- TASK GOAL
Could you repeat the records below exactly, leaving out any pictures?

------------------------------------

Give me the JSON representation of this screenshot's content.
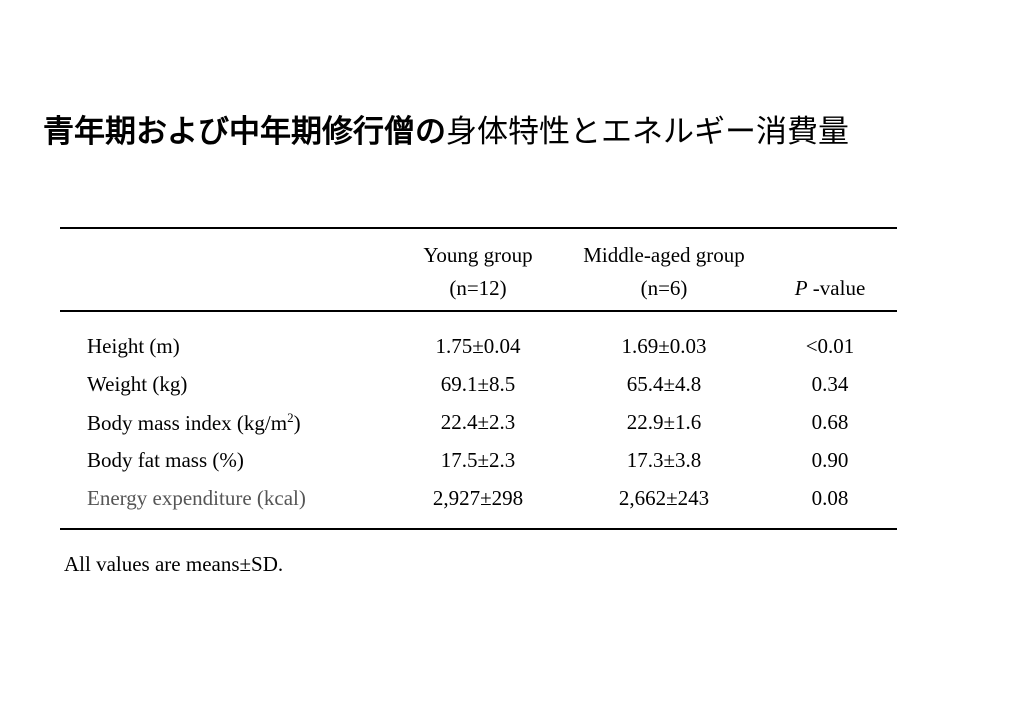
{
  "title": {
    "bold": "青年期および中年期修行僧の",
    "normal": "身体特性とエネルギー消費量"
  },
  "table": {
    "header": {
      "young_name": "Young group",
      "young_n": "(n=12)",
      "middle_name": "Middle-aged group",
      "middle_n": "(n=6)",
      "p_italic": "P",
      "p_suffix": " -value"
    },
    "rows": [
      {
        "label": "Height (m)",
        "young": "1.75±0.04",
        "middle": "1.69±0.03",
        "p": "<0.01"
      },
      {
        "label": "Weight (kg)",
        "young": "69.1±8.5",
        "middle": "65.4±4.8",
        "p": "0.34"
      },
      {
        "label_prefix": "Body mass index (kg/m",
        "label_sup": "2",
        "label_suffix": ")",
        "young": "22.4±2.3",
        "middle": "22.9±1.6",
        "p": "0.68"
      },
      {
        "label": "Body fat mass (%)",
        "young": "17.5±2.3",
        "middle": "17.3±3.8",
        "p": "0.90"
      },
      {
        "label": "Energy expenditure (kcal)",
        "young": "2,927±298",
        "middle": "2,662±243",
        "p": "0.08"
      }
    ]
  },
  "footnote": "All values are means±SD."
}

------------------------------------

- FULL SOLUTION
Give me the JSON representation of this screenshot's content.
{
  "title": {
    "bold": "青年期および中年期修行僧の",
    "normal": "身体特性とエネルギー消費量"
  },
  "table": {
    "header": {
      "young_name": "Young group",
      "young_n": "(n=12)",
      "middle_name": "Middle-aged group",
      "middle_n": "(n=6)",
      "p_italic": "P",
      "p_suffix": " -value"
    },
    "rows": [
      {
        "label": "Height (m)",
        "young": "1.75±0.04",
        "middle": "1.69±0.03",
        "p": "<0.01"
      },
      {
        "label": "Weight (kg)",
        "young": "69.1±8.5",
        "middle": "65.4±4.8",
        "p": "0.34"
      },
      {
        "label_prefix": "Body mass index (kg/m",
        "label_sup": "2",
        "label_suffix": ")",
        "young": "22.4±2.3",
        "middle": "22.9±1.6",
        "p": "0.68"
      },
      {
        "label": "Body fat mass (%)",
        "young": "17.5±2.3",
        "middle": "17.3±3.8",
        "p": "0.90"
      },
      {
        "label": "Energy expenditure (kcal)",
        "young": "2,927±298",
        "middle": "2,662±243",
        "p": "0.08"
      }
    ]
  },
  "footnote": "All values are means±SD."
}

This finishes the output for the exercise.